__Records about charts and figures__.
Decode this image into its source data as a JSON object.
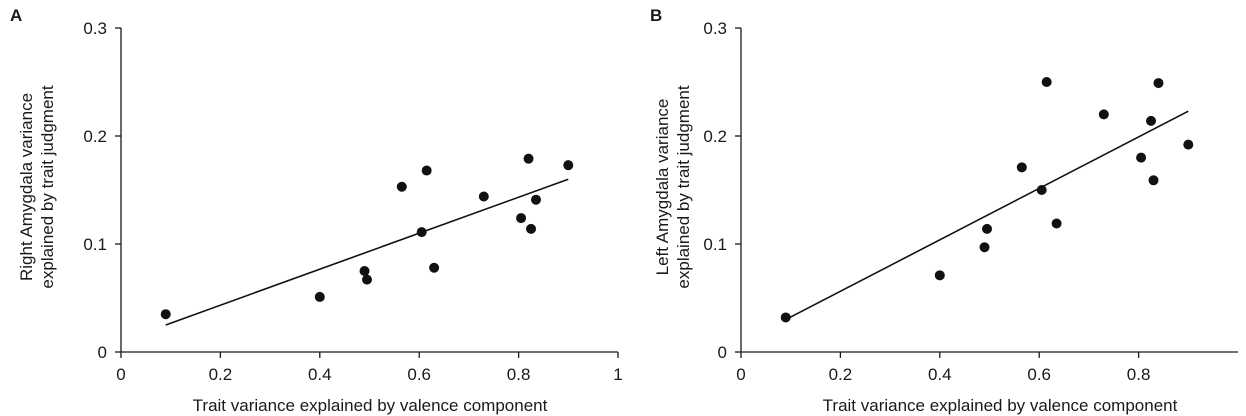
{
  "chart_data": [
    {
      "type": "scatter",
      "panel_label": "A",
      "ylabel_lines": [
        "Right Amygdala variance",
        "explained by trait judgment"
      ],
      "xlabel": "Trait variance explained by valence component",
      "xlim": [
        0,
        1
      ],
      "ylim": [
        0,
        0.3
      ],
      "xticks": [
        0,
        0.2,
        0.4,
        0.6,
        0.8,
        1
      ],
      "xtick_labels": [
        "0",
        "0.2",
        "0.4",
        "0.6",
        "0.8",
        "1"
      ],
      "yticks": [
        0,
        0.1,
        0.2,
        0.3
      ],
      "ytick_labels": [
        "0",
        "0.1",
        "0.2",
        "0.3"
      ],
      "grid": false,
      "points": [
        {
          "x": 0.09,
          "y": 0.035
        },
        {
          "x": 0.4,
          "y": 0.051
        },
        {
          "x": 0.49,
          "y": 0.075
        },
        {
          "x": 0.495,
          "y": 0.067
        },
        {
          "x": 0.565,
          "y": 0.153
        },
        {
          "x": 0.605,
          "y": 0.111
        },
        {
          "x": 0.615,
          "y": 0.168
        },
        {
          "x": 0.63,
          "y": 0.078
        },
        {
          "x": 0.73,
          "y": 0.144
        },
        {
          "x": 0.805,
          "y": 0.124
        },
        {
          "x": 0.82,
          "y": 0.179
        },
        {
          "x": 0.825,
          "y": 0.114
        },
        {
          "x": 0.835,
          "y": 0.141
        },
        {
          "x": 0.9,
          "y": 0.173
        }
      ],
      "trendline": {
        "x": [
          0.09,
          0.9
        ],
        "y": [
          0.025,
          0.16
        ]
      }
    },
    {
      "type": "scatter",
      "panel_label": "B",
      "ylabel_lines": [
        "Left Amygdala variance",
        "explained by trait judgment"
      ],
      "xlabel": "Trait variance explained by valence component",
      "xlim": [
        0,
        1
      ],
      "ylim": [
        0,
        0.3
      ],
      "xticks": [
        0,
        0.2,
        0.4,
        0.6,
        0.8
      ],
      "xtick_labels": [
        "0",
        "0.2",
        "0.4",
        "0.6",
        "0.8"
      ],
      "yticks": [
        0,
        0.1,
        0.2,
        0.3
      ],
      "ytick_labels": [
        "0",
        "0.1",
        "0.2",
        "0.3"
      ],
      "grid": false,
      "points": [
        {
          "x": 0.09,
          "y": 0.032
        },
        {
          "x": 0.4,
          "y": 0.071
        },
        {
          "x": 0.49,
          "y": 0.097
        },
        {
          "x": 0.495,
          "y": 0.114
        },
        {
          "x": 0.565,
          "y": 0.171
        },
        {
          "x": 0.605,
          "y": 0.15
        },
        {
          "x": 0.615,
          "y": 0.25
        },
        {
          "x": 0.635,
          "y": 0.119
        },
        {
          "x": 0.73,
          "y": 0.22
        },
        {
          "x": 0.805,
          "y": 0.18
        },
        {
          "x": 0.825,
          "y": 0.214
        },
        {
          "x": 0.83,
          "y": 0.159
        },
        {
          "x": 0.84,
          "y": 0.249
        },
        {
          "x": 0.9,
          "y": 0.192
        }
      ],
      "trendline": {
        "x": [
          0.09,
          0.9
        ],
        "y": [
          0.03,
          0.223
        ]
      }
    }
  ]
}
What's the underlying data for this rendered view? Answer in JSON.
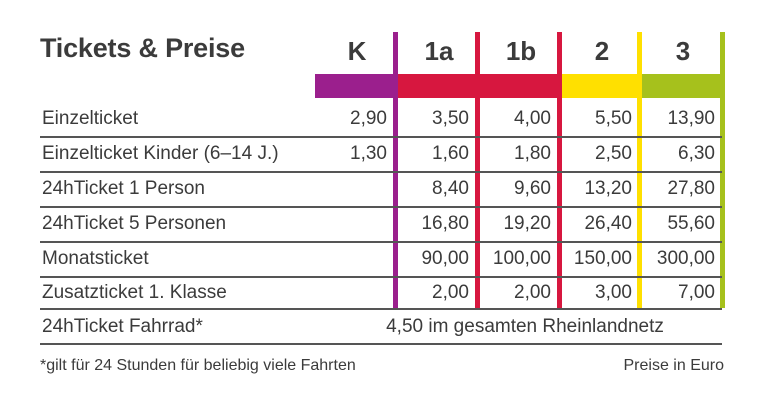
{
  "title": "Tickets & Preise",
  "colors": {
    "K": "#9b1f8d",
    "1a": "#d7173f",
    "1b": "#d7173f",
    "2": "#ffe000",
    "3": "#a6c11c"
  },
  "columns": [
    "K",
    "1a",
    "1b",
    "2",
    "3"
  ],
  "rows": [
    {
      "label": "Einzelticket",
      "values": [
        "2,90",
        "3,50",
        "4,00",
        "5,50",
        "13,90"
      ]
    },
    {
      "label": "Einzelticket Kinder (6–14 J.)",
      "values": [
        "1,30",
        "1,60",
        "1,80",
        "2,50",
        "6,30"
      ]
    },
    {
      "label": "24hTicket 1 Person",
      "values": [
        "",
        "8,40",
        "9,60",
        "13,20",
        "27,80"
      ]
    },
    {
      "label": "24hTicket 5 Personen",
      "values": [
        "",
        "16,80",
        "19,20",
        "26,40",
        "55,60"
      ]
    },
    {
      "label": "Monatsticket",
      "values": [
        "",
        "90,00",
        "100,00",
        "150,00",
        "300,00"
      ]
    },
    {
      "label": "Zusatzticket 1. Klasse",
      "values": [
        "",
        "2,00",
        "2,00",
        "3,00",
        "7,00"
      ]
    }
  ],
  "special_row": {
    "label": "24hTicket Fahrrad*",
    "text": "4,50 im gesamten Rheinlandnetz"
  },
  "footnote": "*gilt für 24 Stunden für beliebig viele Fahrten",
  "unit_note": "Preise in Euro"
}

* * *

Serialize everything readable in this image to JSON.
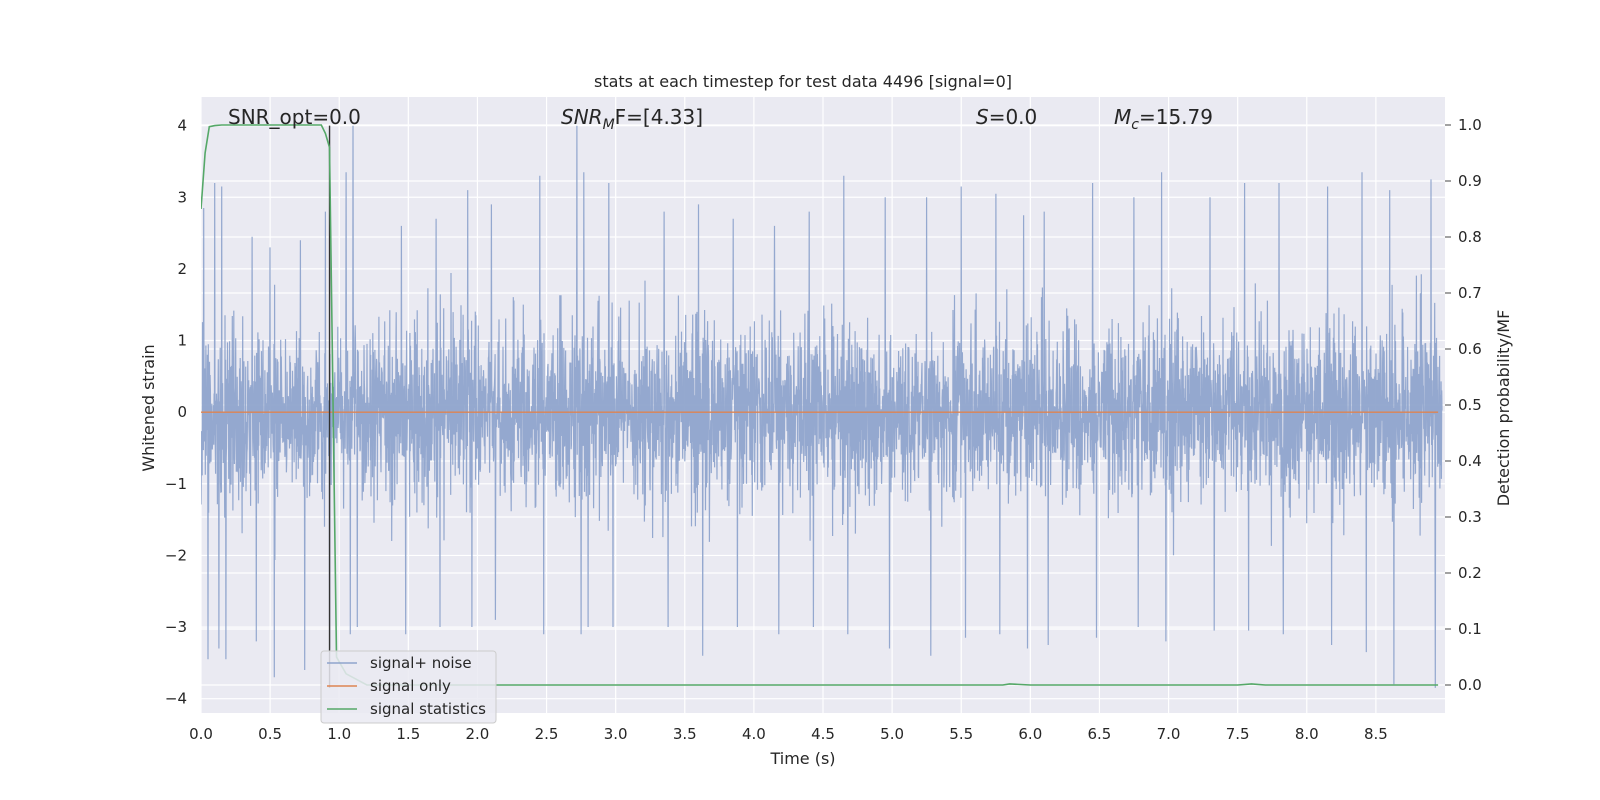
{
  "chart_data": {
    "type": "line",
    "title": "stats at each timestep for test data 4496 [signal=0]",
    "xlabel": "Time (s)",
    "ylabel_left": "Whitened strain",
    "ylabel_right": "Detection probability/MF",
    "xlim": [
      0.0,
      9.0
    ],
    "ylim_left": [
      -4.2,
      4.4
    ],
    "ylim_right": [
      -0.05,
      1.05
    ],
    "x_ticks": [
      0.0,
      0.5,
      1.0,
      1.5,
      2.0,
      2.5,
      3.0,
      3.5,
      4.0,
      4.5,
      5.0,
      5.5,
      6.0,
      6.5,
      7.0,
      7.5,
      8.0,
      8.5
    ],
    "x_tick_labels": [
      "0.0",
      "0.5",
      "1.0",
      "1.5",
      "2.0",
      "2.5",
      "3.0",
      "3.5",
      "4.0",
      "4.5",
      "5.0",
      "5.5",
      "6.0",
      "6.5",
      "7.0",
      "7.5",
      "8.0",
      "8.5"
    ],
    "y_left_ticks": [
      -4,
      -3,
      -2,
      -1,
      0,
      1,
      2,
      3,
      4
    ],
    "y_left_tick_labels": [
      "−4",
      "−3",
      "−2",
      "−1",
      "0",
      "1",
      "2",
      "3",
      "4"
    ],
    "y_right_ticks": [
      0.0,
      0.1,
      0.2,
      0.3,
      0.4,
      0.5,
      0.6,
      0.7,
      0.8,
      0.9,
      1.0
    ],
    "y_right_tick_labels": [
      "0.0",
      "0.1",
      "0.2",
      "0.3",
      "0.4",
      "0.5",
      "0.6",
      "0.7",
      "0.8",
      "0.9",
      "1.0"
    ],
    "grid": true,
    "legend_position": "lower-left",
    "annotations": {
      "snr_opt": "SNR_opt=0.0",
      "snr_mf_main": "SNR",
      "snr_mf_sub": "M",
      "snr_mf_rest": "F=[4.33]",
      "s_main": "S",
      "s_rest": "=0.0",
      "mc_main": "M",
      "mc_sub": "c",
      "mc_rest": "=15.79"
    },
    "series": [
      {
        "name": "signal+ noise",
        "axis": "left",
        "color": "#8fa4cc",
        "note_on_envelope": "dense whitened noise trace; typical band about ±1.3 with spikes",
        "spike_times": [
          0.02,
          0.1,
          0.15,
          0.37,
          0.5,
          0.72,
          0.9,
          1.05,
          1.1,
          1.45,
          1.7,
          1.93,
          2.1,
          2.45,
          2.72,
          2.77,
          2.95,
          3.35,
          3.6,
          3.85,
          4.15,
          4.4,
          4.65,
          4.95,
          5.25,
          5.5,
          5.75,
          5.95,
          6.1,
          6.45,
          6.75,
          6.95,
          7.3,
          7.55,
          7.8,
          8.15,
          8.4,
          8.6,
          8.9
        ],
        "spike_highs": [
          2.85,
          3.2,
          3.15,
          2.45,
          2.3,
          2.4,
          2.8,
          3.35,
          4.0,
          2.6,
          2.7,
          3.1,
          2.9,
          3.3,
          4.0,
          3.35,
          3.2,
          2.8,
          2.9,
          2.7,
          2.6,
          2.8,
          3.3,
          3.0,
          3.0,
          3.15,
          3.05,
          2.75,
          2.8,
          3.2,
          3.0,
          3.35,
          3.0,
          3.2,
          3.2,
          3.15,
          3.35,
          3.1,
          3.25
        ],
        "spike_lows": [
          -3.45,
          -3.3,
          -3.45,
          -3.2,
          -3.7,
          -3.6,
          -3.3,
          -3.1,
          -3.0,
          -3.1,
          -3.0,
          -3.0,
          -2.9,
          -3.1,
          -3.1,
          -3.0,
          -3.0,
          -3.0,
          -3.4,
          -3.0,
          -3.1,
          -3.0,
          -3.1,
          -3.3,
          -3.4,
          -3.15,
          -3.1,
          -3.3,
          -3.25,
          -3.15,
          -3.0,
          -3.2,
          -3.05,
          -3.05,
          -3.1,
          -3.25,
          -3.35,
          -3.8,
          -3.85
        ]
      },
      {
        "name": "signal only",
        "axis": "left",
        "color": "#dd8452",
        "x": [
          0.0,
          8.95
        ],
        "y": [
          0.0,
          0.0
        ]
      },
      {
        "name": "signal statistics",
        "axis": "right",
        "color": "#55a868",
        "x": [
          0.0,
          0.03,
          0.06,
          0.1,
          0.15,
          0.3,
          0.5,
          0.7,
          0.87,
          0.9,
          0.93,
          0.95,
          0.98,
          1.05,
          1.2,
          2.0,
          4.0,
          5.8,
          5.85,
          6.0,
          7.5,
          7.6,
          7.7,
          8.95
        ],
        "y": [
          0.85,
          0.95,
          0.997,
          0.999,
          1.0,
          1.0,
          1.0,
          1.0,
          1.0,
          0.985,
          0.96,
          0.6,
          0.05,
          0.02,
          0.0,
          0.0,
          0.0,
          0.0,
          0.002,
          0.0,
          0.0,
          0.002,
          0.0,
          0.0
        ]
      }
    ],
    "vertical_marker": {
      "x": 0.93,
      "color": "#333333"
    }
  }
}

* * *

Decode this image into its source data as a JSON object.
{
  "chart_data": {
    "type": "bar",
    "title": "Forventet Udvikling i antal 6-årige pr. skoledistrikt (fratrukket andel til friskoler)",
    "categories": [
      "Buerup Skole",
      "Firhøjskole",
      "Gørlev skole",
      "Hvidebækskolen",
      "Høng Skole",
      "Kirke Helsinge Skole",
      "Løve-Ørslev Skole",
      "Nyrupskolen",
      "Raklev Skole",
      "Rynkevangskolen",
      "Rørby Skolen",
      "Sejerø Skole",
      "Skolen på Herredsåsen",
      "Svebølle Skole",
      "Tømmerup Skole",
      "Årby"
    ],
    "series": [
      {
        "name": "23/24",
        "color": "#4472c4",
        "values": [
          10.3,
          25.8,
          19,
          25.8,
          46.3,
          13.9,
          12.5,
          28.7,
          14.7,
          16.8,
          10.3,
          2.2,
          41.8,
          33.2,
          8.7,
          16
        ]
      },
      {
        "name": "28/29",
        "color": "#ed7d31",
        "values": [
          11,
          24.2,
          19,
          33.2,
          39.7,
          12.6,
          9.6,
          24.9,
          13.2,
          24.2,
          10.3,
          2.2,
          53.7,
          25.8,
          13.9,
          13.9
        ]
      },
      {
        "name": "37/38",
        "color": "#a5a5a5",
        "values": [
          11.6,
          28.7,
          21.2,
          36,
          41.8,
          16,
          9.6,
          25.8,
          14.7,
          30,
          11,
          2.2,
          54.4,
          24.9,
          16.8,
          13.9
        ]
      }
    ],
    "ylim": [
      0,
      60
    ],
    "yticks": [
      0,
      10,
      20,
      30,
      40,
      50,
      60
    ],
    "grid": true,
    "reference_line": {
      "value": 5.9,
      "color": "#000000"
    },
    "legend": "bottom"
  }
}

__STATED PROBLEM__. Read the data above and pull out each line that holds the string "this".

__RESPONSE__.
Decode this image into its source data as a JSON object.
What's the underlying data for this rendered view? Answer in JSON.
Serialize everything readable in this image to JSON.
Decode this image into its source data as a JSON object.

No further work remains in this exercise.